▶ WHAT YOU SHOULD DO
Quote, without change, all of the lines that follow.

▶ PROVIDED MATERIAL
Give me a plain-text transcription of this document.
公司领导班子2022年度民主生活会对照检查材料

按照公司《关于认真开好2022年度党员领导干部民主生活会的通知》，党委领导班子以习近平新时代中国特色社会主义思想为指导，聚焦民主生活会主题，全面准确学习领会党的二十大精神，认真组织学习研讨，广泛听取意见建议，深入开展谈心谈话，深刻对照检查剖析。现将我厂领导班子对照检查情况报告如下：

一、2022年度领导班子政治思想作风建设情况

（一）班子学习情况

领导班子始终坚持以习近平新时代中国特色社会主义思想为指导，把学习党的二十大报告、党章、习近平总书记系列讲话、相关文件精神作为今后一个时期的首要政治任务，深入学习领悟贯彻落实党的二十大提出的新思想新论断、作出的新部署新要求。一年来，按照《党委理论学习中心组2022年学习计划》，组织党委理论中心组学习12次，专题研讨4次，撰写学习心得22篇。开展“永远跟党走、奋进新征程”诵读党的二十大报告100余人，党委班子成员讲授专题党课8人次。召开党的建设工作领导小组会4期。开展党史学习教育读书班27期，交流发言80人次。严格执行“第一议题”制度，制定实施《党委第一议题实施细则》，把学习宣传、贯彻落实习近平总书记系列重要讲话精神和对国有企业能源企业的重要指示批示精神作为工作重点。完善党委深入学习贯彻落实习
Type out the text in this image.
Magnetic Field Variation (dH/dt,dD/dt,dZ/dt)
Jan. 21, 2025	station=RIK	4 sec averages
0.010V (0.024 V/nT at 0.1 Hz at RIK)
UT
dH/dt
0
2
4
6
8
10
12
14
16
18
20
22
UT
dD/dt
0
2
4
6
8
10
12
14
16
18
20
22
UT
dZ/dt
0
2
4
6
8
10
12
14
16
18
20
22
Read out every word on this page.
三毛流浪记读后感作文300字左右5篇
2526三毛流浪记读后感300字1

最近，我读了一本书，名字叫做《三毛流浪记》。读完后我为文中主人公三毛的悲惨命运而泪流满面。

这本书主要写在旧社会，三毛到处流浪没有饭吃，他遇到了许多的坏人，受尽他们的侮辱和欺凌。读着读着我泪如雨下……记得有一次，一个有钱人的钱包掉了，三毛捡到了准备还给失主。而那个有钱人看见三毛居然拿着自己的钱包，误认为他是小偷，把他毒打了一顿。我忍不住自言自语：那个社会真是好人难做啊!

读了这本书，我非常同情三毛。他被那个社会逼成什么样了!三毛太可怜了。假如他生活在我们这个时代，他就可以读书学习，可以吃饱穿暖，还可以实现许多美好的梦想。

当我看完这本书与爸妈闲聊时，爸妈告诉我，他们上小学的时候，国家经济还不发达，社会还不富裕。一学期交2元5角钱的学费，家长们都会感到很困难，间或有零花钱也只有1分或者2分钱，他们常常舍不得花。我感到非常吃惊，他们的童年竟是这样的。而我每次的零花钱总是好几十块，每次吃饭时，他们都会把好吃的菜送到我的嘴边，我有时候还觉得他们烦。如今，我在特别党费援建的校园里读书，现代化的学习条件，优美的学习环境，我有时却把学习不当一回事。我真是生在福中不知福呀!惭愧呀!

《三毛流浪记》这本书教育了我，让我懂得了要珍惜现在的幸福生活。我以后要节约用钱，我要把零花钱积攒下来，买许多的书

▶ ANSWER TO THE PROBLEM
Give me a plain-text transcription of this document.
公司领导班子2022年度民主生活会对照检查材料

按照公司《关于认真开好2022年度党员领导干部民主生活会的通知》，党委领导班子以习近平新时代中国特色社会主义思想为指导，聚焦民主生活会主题，全面准确学习领会党的二十大精神，认真组织学习研讨，广泛听取意见建议，深入开展谈心谈话，深刻对照检查剖析。现将我厂领导班子对照检查情况报告如下：

一、2022年度领导班子政治思想作风建设情况

（一）班子学习情况

领导班子始终坚持以习近平新时代中国特色社会主义思想为指导，把学习党的二十大报告、党章、习近平总书记系列讲话、相关文件精神作为今后一个时期的首要政治任务，深入学习领悟贯彻落实党的二十大提出的新思想新论断、作出的新部署新要求。一年来，按照《党委理论学习中心组2022年学习计划》，组织党委理论中心组学习12次，专题研讨4次，撰写学习心得22篇。开展“永远跟党走、奋进新征程”诵读党的二十大报告100余人，党委班子成员讲授专题党课8人次。召开党的建设工作领导小组会4期。开展党史学习教育读书班27期，交流发言80人次。严格执行“第一议题”制度，制定实施《党委第一议题实施细则》，把学习宣传、贯彻落实习近平总书记系列重要讲话精神和对国有企业能源企业的重要指示批示精神作为工作重点。完善党委深入学习贯彻落实习
Type out the text in this image.
Magnetic Field Variation (dH/dt,dD/dt,dZ/dt)
Jan. 21, 2025	station=RIK	4 sec averages
0.010V (0.024 V/nT at 0.1 Hz at RIK)
UT
dH/dt
0
2
4
6
8
10
12
14
16
18
20
22
UT
dD/dt
0
2
4
6
8
10
12
14
16
18
20
22
UT
dZ/dt
0
2
4
6
8
10
12
14
16
18
20
22
Read out every word on this page.
三毛流浪记读后感作文300字左右5篇
2526三毛流浪记读后感300字1

最近，我读了一本书，名字叫做《三毛流浪记》。读完后我为文中主人公三毛的悲惨命运而泪流满面。

这本书主要写在旧社会，三毛到处流浪没有饭吃，他遇到了许多的坏人，受尽他们的侮辱和欺凌。读着读着我泪如雨下……记得有一次，一个有钱人的钱包掉了，三毛捡到了准备还给失主。而那个有钱人看见三毛居然拿着自己的钱包，误认为他是小偷，把他毒打了一顿。我忍不住自言自语：那个社会真是好人难做啊!

读了这本书，我非常同情三毛。他被那个社会逼成什么样了!三毛太可怜了。假如他生活在我们这个时代，他就可以读书学习，可以吃饱穿暖，还可以实现许多美好的梦想。

当我看完这本书与爸妈闲聊时，爸妈告诉我，他们上小学的时候，国家经济还不发达，社会还不富裕。一学期交2元5角钱的学费，家长们都会感到很困难，间或有零花钱也只有1分或者2分钱，他们常常舍不得花。我感到非常吃惊，他们的童年竟是这样的。而我每次的零花钱总是好几十块，每次吃饭时，他们都会把好吃的菜送到我的嘴边，我有时候还觉得他们烦。如今，我在特别党费援建的校园里读书，现代化的学习条件，优美的学习环境，我有时却把学习不当一回事。我真是生在福中不知福呀!惭愧呀!

《三毛流浪记》这本书教育了我，让我懂得了要珍惜现在的幸福生活。我以后要节约用钱，我要把零花钱积攒下来，买许多的书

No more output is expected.